* DIRECTION *
Provide the records once more, identical to the original.

* PROVIDED DATA *
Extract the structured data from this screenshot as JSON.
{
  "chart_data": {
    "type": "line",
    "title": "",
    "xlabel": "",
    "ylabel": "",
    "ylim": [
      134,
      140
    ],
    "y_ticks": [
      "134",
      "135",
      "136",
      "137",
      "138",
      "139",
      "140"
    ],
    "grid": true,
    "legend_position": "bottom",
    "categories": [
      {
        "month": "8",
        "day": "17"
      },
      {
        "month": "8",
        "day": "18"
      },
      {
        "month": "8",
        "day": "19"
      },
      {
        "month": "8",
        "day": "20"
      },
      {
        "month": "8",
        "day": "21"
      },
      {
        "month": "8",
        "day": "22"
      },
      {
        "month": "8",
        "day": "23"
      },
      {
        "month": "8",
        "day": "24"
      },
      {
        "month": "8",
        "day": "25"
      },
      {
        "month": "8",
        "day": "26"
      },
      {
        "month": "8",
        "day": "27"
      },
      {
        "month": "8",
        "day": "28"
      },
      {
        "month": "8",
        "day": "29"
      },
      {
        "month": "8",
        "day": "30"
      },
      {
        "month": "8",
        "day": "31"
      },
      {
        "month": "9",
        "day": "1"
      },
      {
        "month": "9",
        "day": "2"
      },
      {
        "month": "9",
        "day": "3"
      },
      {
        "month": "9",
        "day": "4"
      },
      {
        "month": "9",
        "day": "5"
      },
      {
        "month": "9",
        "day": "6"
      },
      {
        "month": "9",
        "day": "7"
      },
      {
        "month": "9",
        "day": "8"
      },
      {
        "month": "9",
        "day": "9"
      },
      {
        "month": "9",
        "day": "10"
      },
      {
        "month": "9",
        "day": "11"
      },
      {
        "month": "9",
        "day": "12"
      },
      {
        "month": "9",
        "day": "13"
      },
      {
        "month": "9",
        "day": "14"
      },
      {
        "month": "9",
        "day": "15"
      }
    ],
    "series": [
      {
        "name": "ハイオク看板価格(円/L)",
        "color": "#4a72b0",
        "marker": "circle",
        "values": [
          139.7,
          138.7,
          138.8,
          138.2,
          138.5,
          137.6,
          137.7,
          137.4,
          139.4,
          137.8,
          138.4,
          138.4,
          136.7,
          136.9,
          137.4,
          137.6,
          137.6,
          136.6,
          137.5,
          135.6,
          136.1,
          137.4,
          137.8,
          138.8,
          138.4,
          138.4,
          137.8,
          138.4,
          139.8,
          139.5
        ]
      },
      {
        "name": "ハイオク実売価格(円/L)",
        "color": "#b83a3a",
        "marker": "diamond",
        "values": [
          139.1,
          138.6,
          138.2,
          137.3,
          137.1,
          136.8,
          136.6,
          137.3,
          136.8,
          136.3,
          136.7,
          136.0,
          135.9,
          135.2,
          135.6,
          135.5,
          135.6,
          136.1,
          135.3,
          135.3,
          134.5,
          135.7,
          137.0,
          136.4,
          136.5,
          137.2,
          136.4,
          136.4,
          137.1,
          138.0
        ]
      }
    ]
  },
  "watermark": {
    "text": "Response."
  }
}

* REPLY *
Extract the structured data from this screenshot as JSON.
{
  "chart_data": {
    "type": "line",
    "title": "",
    "xlabel": "",
    "ylabel": "",
    "ylim": [
      134,
      140
    ],
    "y_ticks": [
      "134",
      "135",
      "136",
      "137",
      "138",
      "139",
      "140"
    ],
    "grid": true,
    "legend_position": "bottom",
    "categories": [
      {
        "month": "8",
        "day": "17"
      },
      {
        "month": "8",
        "day": "18"
      },
      {
        "month": "8",
        "day": "19"
      },
      {
        "month": "8",
        "day": "20"
      },
      {
        "month": "8",
        "day": "21"
      },
      {
        "month": "8",
        "day": "22"
      },
      {
        "month": "8",
        "day": "23"
      },
      {
        "month": "8",
        "day": "24"
      },
      {
        "month": "8",
        "day": "25"
      },
      {
        "month": "8",
        "day": "26"
      },
      {
        "month": "8",
        "day": "27"
      },
      {
        "month": "8",
        "day": "28"
      },
      {
        "month": "8",
        "day": "29"
      },
      {
        "month": "8",
        "day": "30"
      },
      {
        "month": "8",
        "day": "31"
      },
      {
        "month": "9",
        "day": "1"
      },
      {
        "month": "9",
        "day": "2"
      },
      {
        "month": "9",
        "day": "3"
      },
      {
        "month": "9",
        "day": "4"
      },
      {
        "month": "9",
        "day": "5"
      },
      {
        "month": "9",
        "day": "6"
      },
      {
        "month": "9",
        "day": "7"
      },
      {
        "month": "9",
        "day": "8"
      },
      {
        "month": "9",
        "day": "9"
      },
      {
        "month": "9",
        "day": "10"
      },
      {
        "month": "9",
        "day": "11"
      },
      {
        "month": "9",
        "day": "12"
      },
      {
        "month": "9",
        "day": "13"
      },
      {
        "month": "9",
        "day": "14"
      },
      {
        "month": "9",
        "day": "15"
      }
    ],
    "series": [
      {
        "name": "ハイオク看板価格(円/L)",
        "color": "#4a72b0",
        "marker": "circle",
        "values": [
          139.7,
          138.7,
          138.8,
          138.2,
          138.5,
          137.6,
          137.7,
          137.4,
          139.4,
          137.8,
          138.4,
          138.4,
          136.7,
          136.9,
          137.4,
          137.6,
          137.6,
          136.6,
          137.5,
          135.6,
          136.1,
          137.4,
          137.8,
          138.8,
          138.4,
          138.4,
          137.8,
          138.4,
          139.8,
          139.5
        ]
      },
      {
        "name": "ハイオク実売価格(円/L)",
        "color": "#b83a3a",
        "marker": "diamond",
        "values": [
          139.1,
          138.6,
          138.2,
          137.3,
          137.1,
          136.8,
          136.6,
          137.3,
          136.8,
          136.3,
          136.7,
          136.0,
          135.9,
          135.2,
          135.6,
          135.5,
          135.6,
          136.1,
          135.3,
          135.3,
          134.5,
          135.7,
          137.0,
          136.4,
          136.5,
          137.2,
          136.4,
          136.4,
          137.1,
          138.0
        ]
      }
    ]
  },
  "watermark": {
    "text": "Response."
  }
}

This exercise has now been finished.